● WORKING DATA:
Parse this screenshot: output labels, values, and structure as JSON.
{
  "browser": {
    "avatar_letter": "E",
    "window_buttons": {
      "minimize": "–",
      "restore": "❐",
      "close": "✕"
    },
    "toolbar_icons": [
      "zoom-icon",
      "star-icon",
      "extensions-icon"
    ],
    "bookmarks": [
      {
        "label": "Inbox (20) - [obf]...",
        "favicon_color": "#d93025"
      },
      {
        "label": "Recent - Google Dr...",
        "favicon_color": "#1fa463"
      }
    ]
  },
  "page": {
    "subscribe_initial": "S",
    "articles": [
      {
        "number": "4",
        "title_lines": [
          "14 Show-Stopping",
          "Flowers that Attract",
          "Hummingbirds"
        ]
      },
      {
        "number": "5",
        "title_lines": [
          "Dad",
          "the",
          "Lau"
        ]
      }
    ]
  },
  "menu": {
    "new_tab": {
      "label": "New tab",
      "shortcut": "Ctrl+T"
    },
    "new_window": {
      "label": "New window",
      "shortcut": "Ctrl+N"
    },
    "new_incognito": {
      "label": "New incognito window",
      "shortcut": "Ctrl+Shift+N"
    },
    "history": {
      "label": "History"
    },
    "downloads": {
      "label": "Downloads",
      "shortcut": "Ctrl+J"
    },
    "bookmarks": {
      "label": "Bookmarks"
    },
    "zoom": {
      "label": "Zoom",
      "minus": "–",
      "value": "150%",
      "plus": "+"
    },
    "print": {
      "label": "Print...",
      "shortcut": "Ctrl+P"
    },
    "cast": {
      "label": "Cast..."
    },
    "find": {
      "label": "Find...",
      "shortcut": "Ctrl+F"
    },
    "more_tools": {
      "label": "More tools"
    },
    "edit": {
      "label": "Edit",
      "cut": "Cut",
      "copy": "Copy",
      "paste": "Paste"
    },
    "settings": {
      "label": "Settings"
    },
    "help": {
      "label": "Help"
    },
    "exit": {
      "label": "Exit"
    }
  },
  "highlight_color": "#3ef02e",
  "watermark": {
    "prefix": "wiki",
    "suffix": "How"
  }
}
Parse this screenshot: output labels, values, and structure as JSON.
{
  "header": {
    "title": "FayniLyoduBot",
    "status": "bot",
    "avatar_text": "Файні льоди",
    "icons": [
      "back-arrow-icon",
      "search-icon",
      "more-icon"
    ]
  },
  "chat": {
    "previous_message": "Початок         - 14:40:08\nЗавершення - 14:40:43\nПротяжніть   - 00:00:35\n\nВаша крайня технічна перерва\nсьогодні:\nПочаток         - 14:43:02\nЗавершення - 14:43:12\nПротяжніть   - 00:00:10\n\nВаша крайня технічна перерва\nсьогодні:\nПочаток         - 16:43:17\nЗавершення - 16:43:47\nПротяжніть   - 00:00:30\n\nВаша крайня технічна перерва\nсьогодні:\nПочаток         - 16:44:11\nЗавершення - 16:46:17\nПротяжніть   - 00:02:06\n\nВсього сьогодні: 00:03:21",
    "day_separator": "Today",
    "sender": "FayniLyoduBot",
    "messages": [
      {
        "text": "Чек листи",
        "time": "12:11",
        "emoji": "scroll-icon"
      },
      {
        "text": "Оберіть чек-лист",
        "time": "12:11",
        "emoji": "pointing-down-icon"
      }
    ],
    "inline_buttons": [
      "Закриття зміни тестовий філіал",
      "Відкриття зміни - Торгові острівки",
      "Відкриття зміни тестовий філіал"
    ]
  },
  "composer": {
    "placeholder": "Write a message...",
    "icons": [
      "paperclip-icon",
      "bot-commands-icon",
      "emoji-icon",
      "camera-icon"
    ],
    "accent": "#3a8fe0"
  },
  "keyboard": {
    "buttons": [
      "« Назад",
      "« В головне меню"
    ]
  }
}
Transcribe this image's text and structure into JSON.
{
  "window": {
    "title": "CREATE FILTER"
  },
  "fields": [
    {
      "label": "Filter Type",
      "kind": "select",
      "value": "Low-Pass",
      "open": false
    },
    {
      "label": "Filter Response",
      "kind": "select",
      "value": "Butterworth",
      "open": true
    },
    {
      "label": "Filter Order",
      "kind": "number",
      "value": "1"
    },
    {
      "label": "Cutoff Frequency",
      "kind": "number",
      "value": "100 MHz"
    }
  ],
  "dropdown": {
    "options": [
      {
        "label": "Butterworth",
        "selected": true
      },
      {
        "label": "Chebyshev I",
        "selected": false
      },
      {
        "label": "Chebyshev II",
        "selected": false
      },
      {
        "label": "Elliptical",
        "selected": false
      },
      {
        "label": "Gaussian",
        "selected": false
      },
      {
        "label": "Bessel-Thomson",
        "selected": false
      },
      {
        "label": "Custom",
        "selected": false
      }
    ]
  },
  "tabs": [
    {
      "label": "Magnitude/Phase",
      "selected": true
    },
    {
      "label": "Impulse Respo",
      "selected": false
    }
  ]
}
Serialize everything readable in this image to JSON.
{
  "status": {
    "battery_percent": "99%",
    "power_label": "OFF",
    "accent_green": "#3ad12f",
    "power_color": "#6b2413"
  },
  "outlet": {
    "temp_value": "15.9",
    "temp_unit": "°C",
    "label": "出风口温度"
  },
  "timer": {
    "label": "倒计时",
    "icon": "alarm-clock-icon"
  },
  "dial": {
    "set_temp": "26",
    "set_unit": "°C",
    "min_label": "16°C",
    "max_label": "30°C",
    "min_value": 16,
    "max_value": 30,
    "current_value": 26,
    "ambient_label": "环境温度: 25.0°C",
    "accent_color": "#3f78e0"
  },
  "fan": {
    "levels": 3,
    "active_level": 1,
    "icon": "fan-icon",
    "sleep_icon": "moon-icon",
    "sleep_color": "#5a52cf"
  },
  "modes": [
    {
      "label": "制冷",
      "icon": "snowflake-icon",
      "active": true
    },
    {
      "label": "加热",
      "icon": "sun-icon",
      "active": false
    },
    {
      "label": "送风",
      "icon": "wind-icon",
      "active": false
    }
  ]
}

● TASK STATEMENT: Write out every line from the records above, word for word.

● RESPONSE FOR THIS EXERCISE:
Parse this screenshot: output labels, values, and structure as JSON.
{
  "browser": {
    "avatar_letter": "E",
    "window_buttons": {
      "minimize": "–",
      "restore": "❐",
      "close": "✕"
    },
    "toolbar_icons": [
      "zoom-icon",
      "star-icon",
      "extensions-icon"
    ],
    "bookmarks": [
      {
        "label": "Inbox (20) - [obf]...",
        "favicon_color": "#d93025"
      },
      {
        "label": "Recent - Google Dr...",
        "favicon_color": "#1fa463"
      }
    ]
  },
  "page": {
    "subscribe_initial": "S",
    "articles": [
      {
        "number": "4",
        "title_lines": [
          "14 Show-Stopping",
          "Flowers that Attract",
          "Hummingbirds"
        ]
      },
      {
        "number": "5",
        "title_lines": [
          "Dad",
          "the",
          "Lau"
        ]
      }
    ]
  },
  "menu": {
    "new_tab": {
      "label": "New tab",
      "shortcut": "Ctrl+T"
    },
    "new_window": {
      "label": "New window",
      "shortcut": "Ctrl+N"
    },
    "new_incognito": {
      "label": "New incognito window",
      "shortcut": "Ctrl+Shift+N"
    },
    "history": {
      "label": "History"
    },
    "downloads": {
      "label": "Downloads",
      "shortcut": "Ctrl+J"
    },
    "bookmarks": {
      "label": "Bookmarks"
    },
    "zoom": {
      "label": "Zoom",
      "minus": "–",
      "value": "150%",
      "plus": "+"
    },
    "print": {
      "label": "Print...",
      "shortcut": "Ctrl+P"
    },
    "cast": {
      "label": "Cast..."
    },
    "find": {
      "label": "Find...",
      "shortcut": "Ctrl+F"
    },
    "more_tools": {
      "label": "More tools"
    },
    "edit": {
      "label": "Edit",
      "cut": "Cut",
      "copy": "Copy",
      "paste": "Paste"
    },
    "settings": {
      "label": "Settings"
    },
    "help": {
      "label": "Help"
    },
    "exit": {
      "label": "Exit"
    }
  },
  "highlight_color": "#3ef02e",
  "watermark": {
    "prefix": "wiki",
    "suffix": "How"
  }
}
Parse this screenshot: output labels, values, and structure as JSON.
{
  "header": {
    "title": "FayniLyoduBot",
    "status": "bot",
    "avatar_text": "Файні льоди",
    "icons": [
      "back-arrow-icon",
      "search-icon",
      "more-icon"
    ]
  },
  "chat": {
    "previous_message": "Початок         - 14:40:08\nЗавершення - 14:40:43\nПротяжніть   - 00:00:35\n\nВаша крайня технічна перерва\nсьогодні:\nПочаток         - 14:43:02\nЗавершення - 14:43:12\nПротяжніть   - 00:00:10\n\nВаша крайня технічна перерва\nсьогодні:\nПочаток         - 16:43:17\nЗавершення - 16:43:47\nПротяжніть   - 00:00:30\n\nВаша крайня технічна перерва\nсьогодні:\nПочаток         - 16:44:11\nЗавершення - 16:46:17\nПротяжніть   - 00:02:06\n\nВсього сьогодні: 00:03:21",
    "day_separator": "Today",
    "sender": "FayniLyoduBot",
    "messages": [
      {
        "text": "Чек листи",
        "time": "12:11",
        "emoji": "scroll-icon"
      },
      {
        "text": "Оберіть чек-лист",
        "time": "12:11",
        "emoji": "pointing-down-icon"
      }
    ],
    "inline_buttons": [
      "Закриття зміни тестовий філіал",
      "Відкриття зміни - Торгові острівки",
      "Відкриття зміни тестовий філіал"
    ]
  },
  "composer": {
    "placeholder": "Write a message...",
    "icons": [
      "paperclip-icon",
      "bot-commands-icon",
      "emoji-icon",
      "camera-icon"
    ],
    "accent": "#3a8fe0"
  },
  "keyboard": {
    "buttons": [
      "« Назад",
      "« В головне меню"
    ]
  }
}
Transcribe this image's text and structure into JSON.
{
  "window": {
    "title": "CREATE FILTER"
  },
  "fields": [
    {
      "label": "Filter Type",
      "kind": "select",
      "value": "Low-Pass",
      "open": false
    },
    {
      "label": "Filter Response",
      "kind": "select",
      "value": "Butterworth",
      "open": true
    },
    {
      "label": "Filter Order",
      "kind": "number",
      "value": "1"
    },
    {
      "label": "Cutoff Frequency",
      "kind": "number",
      "value": "100 MHz"
    }
  ],
  "dropdown": {
    "options": [
      {
        "label": "Butterworth",
        "selected": true
      },
      {
        "label": "Chebyshev I",
        "selected": false
      },
      {
        "label": "Chebyshev II",
        "selected": false
      },
      {
        "label": "Elliptical",
        "selected": false
      },
      {
        "label": "Gaussian",
        "selected": false
      },
      {
        "label": "Bessel-Thomson",
        "selected": false
      },
      {
        "label": "Custom",
        "selected": false
      }
    ]
  },
  "tabs": [
    {
      "label": "Magnitude/Phase",
      "selected": true
    },
    {
      "label": "Impulse Respo",
      "selected": false
    }
  ]
}
Serialize everything readable in this image to JSON.
{
  "status": {
    "battery_percent": "99%",
    "power_label": "OFF",
    "accent_green": "#3ad12f",
    "power_color": "#6b2413"
  },
  "outlet": {
    "temp_value": "15.9",
    "temp_unit": "°C",
    "label": "出风口温度"
  },
  "timer": {
    "label": "倒计时",
    "icon": "alarm-clock-icon"
  },
  "dial": {
    "set_temp": "26",
    "set_unit": "°C",
    "min_label": "16°C",
    "max_label": "30°C",
    "min_value": 16,
    "max_value": 30,
    "current_value": 26,
    "ambient_label": "环境温度: 25.0°C",
    "accent_color": "#3f78e0"
  },
  "fan": {
    "levels": 3,
    "active_level": 1,
    "icon": "fan-icon",
    "sleep_icon": "moon-icon",
    "sleep_color": "#5a52cf"
  },
  "modes": [
    {
      "label": "制冷",
      "icon": "snowflake-icon",
      "active": true
    },
    {
      "label": "加热",
      "icon": "sun-icon",
      "active": false
    },
    {
      "label": "送风",
      "icon": "wind-icon",
      "active": false
    }
  ]
}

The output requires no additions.